** start of Dataset entries **

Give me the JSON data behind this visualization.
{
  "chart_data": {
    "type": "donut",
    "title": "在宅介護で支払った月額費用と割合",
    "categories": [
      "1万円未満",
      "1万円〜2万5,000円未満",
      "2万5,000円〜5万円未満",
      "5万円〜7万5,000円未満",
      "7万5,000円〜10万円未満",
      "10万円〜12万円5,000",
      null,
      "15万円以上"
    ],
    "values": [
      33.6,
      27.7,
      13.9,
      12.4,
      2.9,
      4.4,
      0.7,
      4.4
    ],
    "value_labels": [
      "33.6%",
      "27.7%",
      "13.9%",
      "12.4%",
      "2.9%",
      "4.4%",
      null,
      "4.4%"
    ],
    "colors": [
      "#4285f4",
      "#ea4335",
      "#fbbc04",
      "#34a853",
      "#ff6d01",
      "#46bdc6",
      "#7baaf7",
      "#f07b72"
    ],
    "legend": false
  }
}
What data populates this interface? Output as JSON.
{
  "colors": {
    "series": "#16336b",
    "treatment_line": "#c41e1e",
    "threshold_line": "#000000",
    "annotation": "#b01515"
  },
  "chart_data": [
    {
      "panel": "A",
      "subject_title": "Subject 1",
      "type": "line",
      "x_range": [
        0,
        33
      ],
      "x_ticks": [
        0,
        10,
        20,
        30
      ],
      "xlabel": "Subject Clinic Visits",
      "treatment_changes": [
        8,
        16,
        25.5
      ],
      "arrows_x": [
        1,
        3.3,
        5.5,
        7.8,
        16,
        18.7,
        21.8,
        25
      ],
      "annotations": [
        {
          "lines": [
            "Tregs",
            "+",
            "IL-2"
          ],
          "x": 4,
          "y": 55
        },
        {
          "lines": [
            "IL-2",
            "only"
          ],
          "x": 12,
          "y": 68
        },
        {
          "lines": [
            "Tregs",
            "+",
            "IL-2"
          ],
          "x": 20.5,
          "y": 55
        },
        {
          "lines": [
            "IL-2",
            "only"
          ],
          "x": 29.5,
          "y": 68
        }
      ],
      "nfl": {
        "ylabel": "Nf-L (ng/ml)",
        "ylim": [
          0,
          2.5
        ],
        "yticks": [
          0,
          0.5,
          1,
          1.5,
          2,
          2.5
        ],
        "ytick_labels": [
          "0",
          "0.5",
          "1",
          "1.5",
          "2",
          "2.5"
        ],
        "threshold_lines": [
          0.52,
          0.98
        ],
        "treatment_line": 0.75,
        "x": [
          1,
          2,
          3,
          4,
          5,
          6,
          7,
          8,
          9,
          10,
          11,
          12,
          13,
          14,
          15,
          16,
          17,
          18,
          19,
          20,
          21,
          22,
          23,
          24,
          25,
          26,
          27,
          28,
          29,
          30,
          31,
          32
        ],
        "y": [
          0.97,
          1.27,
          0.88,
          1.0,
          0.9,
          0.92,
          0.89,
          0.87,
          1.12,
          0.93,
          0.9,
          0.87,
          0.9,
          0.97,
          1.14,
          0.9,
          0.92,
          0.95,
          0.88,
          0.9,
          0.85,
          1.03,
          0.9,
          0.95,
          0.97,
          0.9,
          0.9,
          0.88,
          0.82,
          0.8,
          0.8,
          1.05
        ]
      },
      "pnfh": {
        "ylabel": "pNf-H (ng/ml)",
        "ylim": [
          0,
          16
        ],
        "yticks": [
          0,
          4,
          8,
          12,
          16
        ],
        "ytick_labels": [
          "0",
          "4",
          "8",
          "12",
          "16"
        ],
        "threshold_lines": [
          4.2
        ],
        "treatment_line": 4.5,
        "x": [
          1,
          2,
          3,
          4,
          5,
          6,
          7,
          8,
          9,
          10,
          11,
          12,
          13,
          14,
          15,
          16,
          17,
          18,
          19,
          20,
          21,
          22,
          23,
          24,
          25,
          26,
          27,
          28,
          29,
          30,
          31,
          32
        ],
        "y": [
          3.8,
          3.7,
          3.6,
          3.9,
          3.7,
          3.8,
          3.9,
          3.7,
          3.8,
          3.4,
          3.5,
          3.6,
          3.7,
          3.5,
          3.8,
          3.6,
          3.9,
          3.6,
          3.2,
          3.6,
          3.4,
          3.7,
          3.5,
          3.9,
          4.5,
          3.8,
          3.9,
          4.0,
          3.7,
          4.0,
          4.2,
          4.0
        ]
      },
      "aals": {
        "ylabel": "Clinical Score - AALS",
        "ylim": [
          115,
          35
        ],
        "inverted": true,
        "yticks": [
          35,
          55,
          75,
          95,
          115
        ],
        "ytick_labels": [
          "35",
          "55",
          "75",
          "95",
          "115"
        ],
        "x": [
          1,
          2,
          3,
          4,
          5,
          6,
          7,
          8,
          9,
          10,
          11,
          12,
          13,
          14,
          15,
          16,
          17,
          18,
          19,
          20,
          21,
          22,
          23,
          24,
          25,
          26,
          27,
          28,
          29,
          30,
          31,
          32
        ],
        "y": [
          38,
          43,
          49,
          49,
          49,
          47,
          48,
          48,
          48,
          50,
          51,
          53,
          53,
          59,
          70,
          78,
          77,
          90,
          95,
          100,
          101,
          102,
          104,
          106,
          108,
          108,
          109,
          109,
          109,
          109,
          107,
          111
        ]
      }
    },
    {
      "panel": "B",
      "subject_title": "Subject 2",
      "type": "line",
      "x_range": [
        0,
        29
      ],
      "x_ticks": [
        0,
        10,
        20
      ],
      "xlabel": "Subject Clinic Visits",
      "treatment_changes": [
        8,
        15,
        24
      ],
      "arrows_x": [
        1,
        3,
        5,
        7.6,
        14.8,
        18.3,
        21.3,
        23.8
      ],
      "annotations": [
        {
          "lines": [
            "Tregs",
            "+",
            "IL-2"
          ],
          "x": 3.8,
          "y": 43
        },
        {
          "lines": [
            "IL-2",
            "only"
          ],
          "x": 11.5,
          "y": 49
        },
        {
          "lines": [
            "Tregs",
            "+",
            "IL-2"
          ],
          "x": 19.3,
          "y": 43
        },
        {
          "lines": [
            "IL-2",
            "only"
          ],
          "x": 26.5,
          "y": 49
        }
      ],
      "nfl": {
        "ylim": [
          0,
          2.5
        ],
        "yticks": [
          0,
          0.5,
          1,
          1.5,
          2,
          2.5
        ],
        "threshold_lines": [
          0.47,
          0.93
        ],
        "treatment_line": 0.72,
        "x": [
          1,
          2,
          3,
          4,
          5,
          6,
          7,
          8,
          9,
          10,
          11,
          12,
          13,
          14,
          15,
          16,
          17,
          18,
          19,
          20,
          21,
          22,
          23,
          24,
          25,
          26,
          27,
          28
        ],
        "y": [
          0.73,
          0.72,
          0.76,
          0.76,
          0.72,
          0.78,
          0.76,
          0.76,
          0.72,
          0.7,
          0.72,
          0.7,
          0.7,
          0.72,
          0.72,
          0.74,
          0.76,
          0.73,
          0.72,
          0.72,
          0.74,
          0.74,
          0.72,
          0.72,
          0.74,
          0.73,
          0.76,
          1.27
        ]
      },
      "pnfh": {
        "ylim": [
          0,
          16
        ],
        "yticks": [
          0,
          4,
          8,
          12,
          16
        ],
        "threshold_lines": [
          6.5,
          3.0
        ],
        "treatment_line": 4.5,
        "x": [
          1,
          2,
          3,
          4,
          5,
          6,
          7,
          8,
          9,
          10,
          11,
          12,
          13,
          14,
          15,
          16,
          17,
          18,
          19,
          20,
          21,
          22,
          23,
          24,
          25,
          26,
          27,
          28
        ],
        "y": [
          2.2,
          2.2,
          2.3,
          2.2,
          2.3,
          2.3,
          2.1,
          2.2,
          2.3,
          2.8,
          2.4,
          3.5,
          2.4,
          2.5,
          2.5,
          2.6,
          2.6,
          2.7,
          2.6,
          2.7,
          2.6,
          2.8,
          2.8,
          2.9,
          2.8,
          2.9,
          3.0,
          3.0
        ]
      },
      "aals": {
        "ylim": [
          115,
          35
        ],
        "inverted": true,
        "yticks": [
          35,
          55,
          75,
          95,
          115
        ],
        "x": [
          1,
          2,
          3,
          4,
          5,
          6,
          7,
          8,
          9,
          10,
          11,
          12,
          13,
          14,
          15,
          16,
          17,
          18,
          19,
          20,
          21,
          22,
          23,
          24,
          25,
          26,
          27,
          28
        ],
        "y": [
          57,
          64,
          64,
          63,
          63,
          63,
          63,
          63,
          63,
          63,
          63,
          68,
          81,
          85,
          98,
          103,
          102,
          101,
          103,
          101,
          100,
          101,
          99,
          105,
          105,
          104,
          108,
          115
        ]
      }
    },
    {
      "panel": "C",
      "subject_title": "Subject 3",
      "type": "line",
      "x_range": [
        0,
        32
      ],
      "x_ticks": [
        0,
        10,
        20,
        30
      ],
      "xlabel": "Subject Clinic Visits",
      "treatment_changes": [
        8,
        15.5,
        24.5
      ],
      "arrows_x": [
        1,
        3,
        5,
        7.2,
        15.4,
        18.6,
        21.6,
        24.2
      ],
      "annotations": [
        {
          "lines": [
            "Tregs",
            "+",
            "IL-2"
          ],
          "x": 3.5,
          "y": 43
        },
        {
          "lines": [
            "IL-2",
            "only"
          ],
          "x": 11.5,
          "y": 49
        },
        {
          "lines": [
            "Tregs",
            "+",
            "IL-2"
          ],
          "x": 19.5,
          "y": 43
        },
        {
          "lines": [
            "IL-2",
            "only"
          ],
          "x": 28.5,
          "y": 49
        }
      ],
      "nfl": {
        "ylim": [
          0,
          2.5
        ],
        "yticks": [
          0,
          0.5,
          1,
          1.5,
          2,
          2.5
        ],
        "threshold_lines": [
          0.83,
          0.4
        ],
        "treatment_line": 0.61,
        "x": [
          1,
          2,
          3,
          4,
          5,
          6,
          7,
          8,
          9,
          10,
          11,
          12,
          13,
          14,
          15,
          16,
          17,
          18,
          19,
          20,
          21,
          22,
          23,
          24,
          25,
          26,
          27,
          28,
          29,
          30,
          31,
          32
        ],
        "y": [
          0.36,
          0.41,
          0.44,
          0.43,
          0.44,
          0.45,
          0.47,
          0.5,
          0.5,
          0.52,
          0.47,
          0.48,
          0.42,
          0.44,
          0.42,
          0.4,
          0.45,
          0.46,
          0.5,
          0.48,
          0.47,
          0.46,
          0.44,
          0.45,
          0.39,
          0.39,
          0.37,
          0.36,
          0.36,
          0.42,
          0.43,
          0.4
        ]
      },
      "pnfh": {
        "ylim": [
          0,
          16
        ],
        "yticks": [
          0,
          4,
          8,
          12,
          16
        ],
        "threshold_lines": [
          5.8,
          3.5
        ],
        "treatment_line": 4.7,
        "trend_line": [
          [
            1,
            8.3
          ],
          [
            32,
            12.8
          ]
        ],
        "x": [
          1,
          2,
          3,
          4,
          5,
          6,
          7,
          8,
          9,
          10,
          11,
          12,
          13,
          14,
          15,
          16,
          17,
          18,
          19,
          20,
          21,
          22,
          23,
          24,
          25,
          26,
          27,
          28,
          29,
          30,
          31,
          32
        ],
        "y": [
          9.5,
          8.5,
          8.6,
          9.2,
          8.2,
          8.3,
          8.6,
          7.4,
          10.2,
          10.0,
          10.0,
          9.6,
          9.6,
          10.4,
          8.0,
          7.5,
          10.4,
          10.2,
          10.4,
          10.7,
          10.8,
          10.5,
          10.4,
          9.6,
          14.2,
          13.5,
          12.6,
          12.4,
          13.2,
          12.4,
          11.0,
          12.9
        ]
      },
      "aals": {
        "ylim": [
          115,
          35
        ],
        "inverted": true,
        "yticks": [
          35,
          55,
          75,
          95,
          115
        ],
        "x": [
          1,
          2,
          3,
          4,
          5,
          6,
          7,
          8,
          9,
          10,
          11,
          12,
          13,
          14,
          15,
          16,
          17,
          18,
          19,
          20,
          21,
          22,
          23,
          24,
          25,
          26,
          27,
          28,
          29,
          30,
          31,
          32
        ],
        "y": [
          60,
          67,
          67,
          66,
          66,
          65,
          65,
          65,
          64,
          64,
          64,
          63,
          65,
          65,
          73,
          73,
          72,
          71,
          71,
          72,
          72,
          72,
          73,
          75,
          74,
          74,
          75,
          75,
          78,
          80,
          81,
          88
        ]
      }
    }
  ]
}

** end of Dataset entries **

● **Given instruction**:
In the entries above, find every line with the word "JSON" and list it.

● **The result**:
Give me the JSON data behind this visualization.
What data populates this interface? Output as JSON.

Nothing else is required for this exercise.